• Materials provided:
________

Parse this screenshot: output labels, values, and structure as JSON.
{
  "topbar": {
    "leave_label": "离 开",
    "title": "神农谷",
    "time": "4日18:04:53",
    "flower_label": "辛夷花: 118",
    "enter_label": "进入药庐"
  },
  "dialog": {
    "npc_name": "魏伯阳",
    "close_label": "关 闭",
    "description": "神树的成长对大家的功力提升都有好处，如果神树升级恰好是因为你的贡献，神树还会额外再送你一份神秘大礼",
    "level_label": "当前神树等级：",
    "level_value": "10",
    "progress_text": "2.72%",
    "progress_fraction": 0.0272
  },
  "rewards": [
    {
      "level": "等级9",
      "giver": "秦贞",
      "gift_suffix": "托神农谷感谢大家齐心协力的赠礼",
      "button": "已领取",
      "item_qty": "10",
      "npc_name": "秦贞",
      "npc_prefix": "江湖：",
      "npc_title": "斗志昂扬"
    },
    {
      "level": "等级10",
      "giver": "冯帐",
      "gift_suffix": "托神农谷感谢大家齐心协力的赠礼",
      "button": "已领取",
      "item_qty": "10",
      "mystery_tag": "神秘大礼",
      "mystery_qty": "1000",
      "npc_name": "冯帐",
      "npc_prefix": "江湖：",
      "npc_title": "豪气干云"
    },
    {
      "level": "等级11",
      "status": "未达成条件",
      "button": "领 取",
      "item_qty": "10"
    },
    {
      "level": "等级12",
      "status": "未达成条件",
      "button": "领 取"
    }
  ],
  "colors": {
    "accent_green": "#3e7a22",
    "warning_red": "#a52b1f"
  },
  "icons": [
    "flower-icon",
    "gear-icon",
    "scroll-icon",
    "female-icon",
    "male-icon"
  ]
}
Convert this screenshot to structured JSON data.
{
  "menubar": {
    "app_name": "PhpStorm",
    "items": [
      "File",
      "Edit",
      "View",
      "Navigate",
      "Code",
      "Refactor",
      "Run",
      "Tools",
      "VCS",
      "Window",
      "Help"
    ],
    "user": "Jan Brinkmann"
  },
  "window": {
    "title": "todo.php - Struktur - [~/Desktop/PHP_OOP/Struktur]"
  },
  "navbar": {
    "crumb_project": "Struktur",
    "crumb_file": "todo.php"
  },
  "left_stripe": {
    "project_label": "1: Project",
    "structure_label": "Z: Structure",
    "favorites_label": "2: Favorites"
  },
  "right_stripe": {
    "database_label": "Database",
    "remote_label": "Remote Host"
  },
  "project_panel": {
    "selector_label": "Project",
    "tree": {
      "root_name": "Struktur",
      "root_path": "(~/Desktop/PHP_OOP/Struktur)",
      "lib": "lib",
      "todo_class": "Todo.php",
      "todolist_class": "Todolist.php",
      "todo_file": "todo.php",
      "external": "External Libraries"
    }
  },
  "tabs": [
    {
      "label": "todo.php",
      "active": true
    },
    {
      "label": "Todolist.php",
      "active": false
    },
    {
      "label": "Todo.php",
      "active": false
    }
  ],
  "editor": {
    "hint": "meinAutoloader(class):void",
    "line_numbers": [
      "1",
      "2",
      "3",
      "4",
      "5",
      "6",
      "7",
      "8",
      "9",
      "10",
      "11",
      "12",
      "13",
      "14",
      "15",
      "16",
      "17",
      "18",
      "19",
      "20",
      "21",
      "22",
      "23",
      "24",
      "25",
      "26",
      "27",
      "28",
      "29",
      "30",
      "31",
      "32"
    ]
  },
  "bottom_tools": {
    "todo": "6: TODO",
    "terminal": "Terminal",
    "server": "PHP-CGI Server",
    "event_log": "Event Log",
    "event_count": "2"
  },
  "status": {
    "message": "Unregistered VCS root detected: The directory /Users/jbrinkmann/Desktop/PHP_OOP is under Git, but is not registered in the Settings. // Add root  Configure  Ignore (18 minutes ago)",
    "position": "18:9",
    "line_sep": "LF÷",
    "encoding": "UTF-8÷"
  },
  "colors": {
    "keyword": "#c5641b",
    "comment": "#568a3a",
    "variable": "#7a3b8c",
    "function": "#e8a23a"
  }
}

________

• Exercise:
Write out every entry again exactly, please, with nothing missing.

• Exercise output:
Parse this screenshot: output labels, values, and structure as JSON.
{
  "topbar": {
    "leave_label": "离 开",
    "title": "神农谷",
    "time": "4日18:04:53",
    "flower_label": "辛夷花: 118",
    "enter_label": "进入药庐"
  },
  "dialog": {
    "npc_name": "魏伯阳",
    "close_label": "关 闭",
    "description": "神树的成长对大家的功力提升都有好处，如果神树升级恰好是因为你的贡献，神树还会额外再送你一份神秘大礼",
    "level_label": "当前神树等级：",
    "level_value": "10",
    "progress_text": "2.72%",
    "progress_fraction": 0.0272
  },
  "rewards": [
    {
      "level": "等级9",
      "giver": "秦贞",
      "gift_suffix": "托神农谷感谢大家齐心协力的赠礼",
      "button": "已领取",
      "item_qty": "10",
      "npc_name": "秦贞",
      "npc_prefix": "江湖：",
      "npc_title": "斗志昂扬"
    },
    {
      "level": "等级10",
      "giver": "冯帐",
      "gift_suffix": "托神农谷感谢大家齐心协力的赠礼",
      "button": "已领取",
      "item_qty": "10",
      "mystery_tag": "神秘大礼",
      "mystery_qty": "1000",
      "npc_name": "冯帐",
      "npc_prefix": "江湖：",
      "npc_title": "豪气干云"
    },
    {
      "level": "等级11",
      "status": "未达成条件",
      "button": "领 取",
      "item_qty": "10"
    },
    {
      "level": "等级12",
      "status": "未达成条件",
      "button": "领 取"
    }
  ],
  "colors": {
    "accent_green": "#3e7a22",
    "warning_red": "#a52b1f"
  },
  "icons": [
    "flower-icon",
    "gear-icon",
    "scroll-icon",
    "female-icon",
    "male-icon"
  ]
}
Convert this screenshot to structured JSON data.
{
  "menubar": {
    "app_name": "PhpStorm",
    "items": [
      "File",
      "Edit",
      "View",
      "Navigate",
      "Code",
      "Refactor",
      "Run",
      "Tools",
      "VCS",
      "Window",
      "Help"
    ],
    "user": "Jan Brinkmann"
  },
  "window": {
    "title": "todo.php - Struktur - [~/Desktop/PHP_OOP/Struktur]"
  },
  "navbar": {
    "crumb_project": "Struktur",
    "crumb_file": "todo.php"
  },
  "left_stripe": {
    "project_label": "1: Project",
    "structure_label": "Z: Structure",
    "favorites_label": "2: Favorites"
  },
  "right_stripe": {
    "database_label": "Database",
    "remote_label": "Remote Host"
  },
  "project_panel": {
    "selector_label": "Project",
    "tree": {
      "root_name": "Struktur",
      "root_path": "(~/Desktop/PHP_OOP/Struktur)",
      "lib": "lib",
      "todo_class": "Todo.php",
      "todolist_class": "Todolist.php",
      "todo_file": "todo.php",
      "external": "External Libraries"
    }
  },
  "tabs": [
    {
      "label": "todo.php",
      "active": true
    },
    {
      "label": "Todolist.php",
      "active": false
    },
    {
      "label": "Todo.php",
      "active": false
    }
  ],
  "editor": {
    "hint": "meinAutoloader(class):void",
    "line_numbers": [
      "1",
      "2",
      "3",
      "4",
      "5",
      "6",
      "7",
      "8",
      "9",
      "10",
      "11",
      "12",
      "13",
      "14",
      "15",
      "16",
      "17",
      "18",
      "19",
      "20",
      "21",
      "22",
      "23",
      "24",
      "25",
      "26",
      "27",
      "28",
      "29",
      "30",
      "31",
      "32"
    ]
  },
  "bottom_tools": {
    "todo": "6: TODO",
    "terminal": "Terminal",
    "server": "PHP-CGI Server",
    "event_log": "Event Log",
    "event_count": "2"
  },
  "status": {
    "message": "Unregistered VCS root detected: The directory /Users/jbrinkmann/Desktop/PHP_OOP is under Git, but is not registered in the Settings. // Add root  Configure  Ignore (18 minutes ago)",
    "position": "18:9",
    "line_sep": "LF÷",
    "encoding": "UTF-8÷"
  },
  "colors": {
    "keyword": "#c5641b",
    "comment": "#568a3a",
    "variable": "#7a3b8c",
    "function": "#e8a23a"
  }
}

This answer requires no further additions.